▶ _Task brief_
For the listing below, state how many lines include "account". The number alone is the answer.

▶ _Listed entries_
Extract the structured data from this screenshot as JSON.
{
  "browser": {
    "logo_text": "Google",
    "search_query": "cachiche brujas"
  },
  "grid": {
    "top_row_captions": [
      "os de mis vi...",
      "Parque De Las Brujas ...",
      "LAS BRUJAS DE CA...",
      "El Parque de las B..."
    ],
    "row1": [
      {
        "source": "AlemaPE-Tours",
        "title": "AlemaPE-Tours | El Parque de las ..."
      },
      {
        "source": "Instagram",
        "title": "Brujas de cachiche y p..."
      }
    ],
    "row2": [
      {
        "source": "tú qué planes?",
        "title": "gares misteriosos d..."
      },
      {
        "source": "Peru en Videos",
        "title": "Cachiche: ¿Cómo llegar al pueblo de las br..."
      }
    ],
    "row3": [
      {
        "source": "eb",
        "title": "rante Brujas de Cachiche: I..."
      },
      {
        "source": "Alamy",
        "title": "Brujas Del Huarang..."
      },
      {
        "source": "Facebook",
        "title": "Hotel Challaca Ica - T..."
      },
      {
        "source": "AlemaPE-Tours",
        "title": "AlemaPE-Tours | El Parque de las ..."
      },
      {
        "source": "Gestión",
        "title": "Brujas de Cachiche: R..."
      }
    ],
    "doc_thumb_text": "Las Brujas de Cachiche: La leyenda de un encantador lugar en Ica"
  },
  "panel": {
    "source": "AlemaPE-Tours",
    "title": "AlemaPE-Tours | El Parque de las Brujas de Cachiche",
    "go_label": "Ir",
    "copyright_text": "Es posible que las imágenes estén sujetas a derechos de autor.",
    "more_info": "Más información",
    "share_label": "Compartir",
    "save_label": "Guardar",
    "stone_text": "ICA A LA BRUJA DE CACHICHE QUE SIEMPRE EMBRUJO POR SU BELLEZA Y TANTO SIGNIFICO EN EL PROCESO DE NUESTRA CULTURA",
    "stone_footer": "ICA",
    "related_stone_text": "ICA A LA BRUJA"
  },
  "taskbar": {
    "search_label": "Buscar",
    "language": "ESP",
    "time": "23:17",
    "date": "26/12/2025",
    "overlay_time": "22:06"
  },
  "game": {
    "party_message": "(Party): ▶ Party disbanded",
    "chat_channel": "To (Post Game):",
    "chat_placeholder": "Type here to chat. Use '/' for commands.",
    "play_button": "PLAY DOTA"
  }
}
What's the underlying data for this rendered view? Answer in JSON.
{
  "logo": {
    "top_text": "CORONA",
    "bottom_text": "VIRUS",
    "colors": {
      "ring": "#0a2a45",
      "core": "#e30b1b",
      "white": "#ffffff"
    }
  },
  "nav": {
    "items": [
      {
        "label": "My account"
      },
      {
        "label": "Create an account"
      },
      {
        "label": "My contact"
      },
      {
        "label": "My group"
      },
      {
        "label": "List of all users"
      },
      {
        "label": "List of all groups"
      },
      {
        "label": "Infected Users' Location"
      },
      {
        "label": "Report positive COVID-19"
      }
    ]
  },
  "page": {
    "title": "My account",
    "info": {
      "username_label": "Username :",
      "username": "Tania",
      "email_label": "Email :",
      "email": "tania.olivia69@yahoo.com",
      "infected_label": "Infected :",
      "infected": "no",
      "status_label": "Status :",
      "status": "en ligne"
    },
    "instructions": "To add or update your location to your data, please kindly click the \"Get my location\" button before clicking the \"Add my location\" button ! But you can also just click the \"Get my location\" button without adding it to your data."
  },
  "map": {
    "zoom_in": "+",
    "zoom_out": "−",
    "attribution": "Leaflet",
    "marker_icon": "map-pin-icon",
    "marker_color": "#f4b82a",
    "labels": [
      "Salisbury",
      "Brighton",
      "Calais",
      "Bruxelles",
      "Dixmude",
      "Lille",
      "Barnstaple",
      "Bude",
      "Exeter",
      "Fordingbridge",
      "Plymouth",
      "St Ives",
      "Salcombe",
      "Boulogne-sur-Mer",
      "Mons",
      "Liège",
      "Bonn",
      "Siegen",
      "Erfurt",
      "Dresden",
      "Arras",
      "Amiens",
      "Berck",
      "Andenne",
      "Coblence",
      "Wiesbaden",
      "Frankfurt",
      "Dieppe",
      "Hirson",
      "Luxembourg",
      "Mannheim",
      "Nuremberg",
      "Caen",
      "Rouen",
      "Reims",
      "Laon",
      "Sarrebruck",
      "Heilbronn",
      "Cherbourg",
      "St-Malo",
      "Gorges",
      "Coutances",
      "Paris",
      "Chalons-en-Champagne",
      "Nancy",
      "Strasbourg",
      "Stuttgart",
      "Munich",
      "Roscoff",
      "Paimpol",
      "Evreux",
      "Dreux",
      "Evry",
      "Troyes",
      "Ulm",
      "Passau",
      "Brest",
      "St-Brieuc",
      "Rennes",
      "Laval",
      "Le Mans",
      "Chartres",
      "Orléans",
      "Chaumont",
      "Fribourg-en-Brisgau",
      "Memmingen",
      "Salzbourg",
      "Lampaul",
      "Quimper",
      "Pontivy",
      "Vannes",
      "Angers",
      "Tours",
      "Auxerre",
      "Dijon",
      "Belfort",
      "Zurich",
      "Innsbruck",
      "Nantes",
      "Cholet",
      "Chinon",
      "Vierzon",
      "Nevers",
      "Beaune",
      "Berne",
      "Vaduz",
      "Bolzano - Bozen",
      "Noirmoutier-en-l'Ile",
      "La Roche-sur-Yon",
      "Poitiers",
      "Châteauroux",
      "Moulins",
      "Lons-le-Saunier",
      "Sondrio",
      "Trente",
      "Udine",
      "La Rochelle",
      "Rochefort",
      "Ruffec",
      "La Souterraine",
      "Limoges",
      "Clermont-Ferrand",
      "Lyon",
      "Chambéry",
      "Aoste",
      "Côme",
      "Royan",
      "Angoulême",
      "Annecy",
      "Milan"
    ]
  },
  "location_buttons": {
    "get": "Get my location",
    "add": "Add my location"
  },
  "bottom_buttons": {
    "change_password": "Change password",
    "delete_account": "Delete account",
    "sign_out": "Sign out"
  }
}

▶ _Result_
4